Description of the task
Pull each line holding "time" out of the entries below.

Items
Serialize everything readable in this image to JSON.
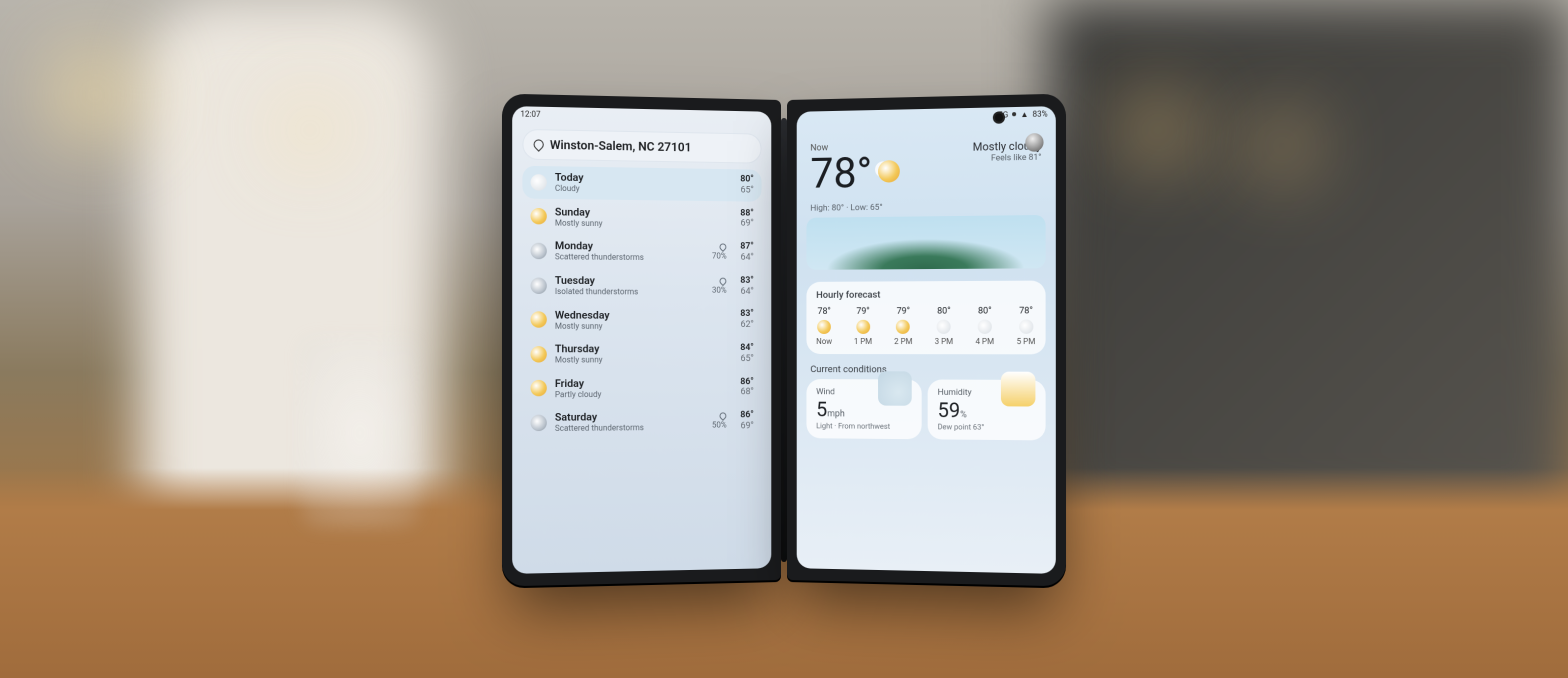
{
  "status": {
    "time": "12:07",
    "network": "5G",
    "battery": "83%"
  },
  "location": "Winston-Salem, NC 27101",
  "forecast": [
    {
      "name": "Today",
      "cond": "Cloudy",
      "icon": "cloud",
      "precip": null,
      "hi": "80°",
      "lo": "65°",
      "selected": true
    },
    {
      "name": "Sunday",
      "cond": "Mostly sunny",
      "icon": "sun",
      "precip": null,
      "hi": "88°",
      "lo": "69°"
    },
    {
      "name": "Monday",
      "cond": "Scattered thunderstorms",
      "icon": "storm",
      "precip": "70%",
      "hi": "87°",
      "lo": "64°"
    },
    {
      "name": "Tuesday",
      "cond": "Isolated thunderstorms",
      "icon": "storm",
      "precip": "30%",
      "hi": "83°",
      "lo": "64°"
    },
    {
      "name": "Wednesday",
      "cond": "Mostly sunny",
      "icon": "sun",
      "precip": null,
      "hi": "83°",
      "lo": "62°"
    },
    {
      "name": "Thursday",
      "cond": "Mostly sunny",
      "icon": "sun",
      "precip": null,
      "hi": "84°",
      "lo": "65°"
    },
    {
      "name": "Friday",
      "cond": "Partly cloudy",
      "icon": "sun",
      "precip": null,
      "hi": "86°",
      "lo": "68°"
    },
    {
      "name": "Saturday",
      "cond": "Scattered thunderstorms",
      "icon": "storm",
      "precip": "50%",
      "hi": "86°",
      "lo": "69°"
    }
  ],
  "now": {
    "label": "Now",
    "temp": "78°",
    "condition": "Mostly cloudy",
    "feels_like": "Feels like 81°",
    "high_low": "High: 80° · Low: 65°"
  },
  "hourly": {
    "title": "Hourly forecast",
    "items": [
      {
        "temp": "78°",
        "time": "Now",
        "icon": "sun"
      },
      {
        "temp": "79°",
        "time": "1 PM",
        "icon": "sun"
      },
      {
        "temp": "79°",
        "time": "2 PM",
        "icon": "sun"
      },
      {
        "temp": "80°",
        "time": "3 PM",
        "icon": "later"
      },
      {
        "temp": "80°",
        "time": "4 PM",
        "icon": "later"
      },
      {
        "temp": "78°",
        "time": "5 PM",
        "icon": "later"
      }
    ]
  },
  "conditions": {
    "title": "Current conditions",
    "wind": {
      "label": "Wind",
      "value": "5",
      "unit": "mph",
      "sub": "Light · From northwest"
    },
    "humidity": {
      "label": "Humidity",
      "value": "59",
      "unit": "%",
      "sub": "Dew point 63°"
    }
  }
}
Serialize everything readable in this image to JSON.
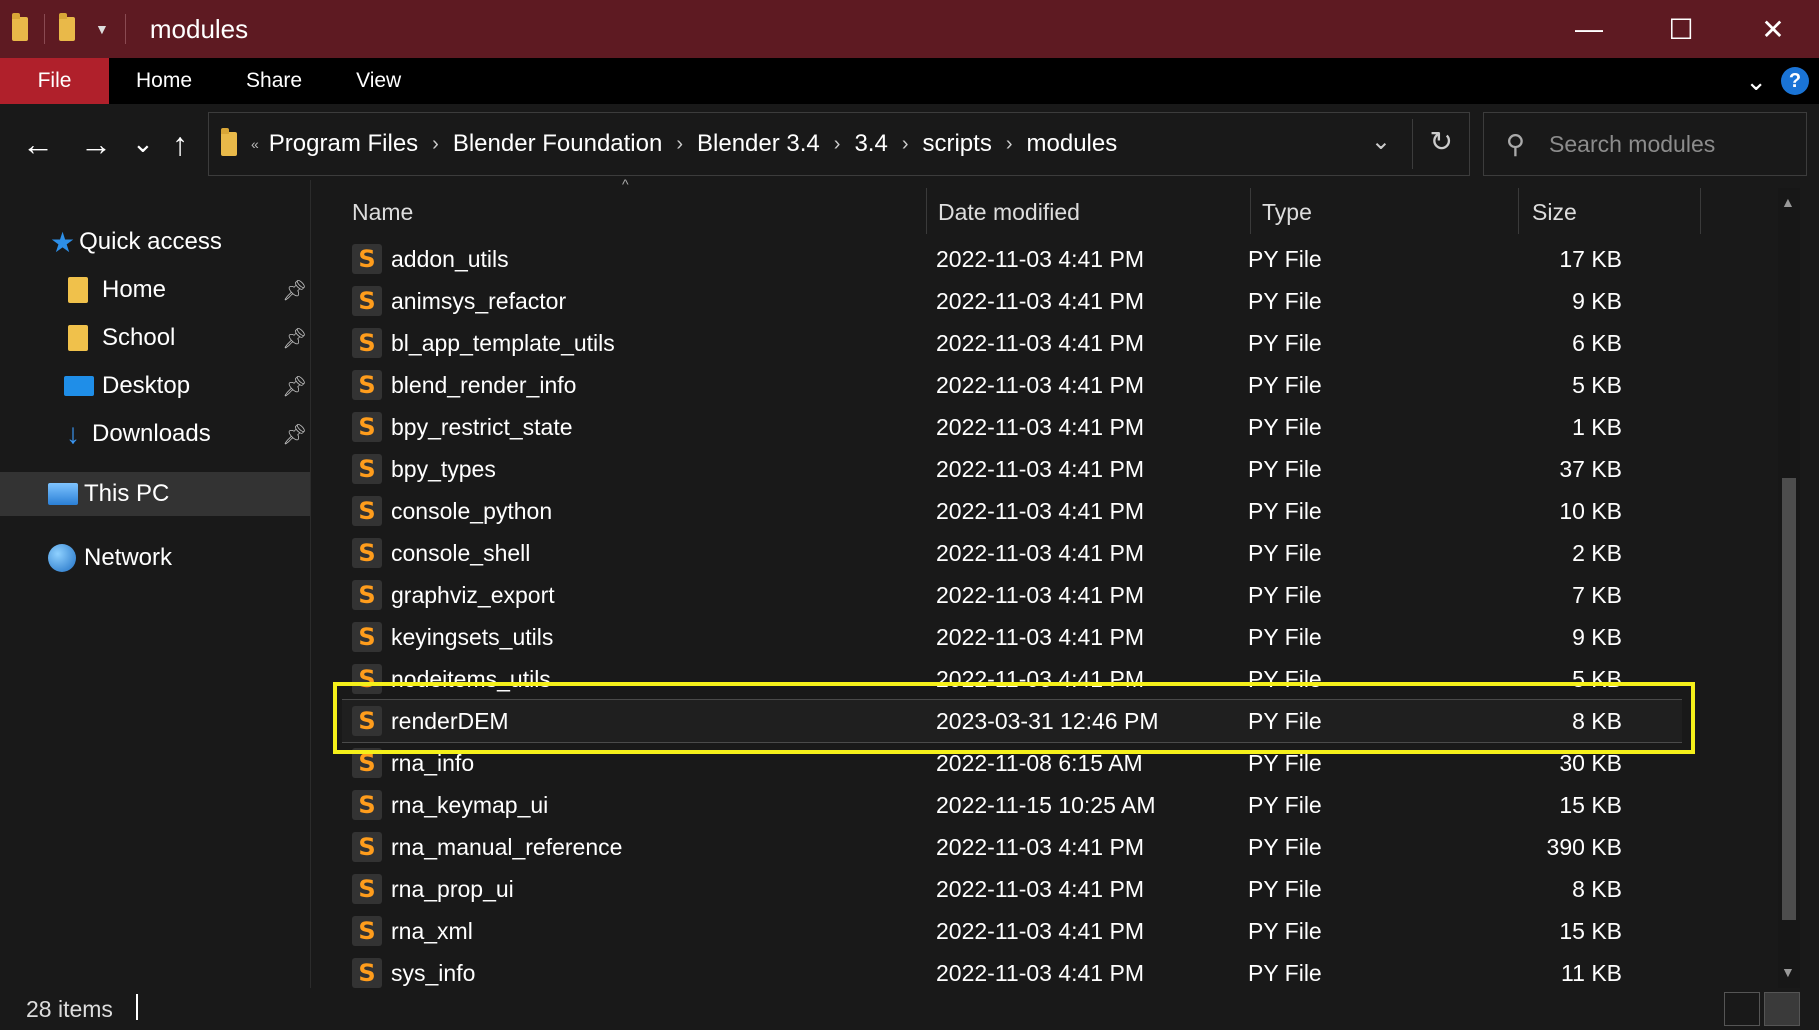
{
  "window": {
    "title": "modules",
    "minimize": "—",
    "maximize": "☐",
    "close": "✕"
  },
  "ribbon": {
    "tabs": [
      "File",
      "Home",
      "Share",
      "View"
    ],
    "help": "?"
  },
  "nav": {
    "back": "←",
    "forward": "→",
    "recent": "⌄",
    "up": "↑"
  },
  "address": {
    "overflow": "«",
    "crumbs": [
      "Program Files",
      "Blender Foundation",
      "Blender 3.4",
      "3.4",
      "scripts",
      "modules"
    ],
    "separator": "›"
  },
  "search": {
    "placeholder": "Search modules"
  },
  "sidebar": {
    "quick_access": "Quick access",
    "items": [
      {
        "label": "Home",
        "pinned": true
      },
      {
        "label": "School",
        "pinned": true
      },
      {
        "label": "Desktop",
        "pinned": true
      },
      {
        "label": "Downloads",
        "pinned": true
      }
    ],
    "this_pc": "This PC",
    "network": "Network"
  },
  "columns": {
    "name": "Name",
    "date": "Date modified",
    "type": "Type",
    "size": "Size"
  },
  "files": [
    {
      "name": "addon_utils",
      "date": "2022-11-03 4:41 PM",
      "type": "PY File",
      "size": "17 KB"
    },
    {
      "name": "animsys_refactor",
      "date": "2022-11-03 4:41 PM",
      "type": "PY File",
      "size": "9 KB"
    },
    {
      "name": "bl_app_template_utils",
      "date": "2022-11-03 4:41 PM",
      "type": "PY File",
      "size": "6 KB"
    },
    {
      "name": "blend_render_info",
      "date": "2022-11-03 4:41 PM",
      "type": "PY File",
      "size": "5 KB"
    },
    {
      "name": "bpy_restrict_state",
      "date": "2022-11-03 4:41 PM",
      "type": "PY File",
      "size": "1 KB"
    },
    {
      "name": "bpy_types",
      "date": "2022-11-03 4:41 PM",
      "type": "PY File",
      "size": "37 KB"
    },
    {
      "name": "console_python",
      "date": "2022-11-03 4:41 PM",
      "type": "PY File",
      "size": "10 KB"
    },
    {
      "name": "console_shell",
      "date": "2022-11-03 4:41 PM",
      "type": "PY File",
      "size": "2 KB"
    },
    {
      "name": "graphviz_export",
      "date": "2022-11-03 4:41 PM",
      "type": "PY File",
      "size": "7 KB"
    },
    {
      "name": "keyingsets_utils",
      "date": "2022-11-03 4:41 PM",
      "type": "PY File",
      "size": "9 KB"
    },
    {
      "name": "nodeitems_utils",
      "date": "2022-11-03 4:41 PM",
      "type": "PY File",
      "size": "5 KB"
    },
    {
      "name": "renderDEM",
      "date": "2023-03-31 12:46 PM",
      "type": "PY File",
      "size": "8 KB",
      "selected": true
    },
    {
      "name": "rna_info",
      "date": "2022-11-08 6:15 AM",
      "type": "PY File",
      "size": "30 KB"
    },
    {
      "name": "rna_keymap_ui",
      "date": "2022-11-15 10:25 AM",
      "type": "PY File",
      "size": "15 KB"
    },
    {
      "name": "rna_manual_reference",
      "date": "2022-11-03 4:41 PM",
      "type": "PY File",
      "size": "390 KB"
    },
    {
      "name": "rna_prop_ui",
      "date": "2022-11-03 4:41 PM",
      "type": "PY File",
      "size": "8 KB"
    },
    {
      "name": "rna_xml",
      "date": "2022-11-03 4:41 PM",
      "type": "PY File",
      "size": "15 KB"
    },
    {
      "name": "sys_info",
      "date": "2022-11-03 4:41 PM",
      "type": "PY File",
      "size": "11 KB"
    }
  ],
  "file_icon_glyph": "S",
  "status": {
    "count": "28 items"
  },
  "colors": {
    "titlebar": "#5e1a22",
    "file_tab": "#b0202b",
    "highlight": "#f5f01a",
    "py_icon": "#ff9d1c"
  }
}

The result
    "time": "12:07",
        "time": "Now",
        "time": "1 PM",
        "time": "2 PM",
        "time": "3 PM",
        "time": "4 PM",
        "time": "5 PM",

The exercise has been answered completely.